# [What you have to do]
Count lines, not occurrences: give the number of lines holding the word "this", and nothing besides.

# [Task data]
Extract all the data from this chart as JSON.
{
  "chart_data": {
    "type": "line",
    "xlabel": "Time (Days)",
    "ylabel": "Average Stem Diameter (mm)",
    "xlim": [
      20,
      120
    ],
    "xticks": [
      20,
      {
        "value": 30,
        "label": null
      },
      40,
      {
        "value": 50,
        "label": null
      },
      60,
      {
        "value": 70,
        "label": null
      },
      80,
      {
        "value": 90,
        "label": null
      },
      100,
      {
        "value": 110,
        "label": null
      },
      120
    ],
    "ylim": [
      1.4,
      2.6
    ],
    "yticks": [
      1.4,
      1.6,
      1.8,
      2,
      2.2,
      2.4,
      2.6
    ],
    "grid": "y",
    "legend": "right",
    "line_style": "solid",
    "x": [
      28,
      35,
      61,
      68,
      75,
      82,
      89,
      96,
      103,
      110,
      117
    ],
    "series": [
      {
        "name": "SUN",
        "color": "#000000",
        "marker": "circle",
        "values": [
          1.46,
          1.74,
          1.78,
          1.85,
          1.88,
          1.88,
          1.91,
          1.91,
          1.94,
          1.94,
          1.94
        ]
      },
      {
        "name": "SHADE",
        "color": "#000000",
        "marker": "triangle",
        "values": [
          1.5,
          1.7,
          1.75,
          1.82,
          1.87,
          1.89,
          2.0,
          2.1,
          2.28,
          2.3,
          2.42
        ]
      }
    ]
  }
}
---
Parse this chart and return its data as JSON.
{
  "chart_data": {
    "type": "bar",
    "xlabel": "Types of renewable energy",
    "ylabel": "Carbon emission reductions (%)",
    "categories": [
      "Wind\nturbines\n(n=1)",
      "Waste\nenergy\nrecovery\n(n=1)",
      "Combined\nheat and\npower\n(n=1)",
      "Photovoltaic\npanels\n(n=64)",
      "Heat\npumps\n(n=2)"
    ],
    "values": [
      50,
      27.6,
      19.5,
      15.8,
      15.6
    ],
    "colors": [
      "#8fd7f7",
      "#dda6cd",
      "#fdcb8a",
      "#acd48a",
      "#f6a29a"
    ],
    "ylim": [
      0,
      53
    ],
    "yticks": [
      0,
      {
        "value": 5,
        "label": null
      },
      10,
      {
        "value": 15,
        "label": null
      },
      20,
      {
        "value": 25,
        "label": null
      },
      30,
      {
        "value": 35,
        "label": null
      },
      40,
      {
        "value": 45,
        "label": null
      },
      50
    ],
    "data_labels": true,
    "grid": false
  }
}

# [Finished exercise]
2